*To be done:* From the entries that follow, list every line in which the string "Friso" appears.
────────────────────────────────────────
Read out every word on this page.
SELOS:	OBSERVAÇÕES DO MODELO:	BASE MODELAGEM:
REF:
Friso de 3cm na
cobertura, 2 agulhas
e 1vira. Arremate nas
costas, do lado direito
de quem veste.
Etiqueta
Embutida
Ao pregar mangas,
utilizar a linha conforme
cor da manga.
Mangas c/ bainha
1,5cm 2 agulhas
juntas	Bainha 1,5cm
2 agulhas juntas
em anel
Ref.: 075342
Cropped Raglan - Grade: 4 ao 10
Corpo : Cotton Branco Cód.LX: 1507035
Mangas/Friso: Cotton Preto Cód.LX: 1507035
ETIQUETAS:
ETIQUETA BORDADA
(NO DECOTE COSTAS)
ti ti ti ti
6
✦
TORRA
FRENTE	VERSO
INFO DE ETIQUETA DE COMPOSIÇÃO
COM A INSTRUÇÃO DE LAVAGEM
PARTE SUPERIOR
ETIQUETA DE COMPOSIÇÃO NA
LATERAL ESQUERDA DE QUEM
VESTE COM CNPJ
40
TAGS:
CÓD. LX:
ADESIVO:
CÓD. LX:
────────────────────────────────────────
*Exercise solution:*
Friso de 3cm na
Mangas/Friso: Cotton Preto Cód.LX: 1507035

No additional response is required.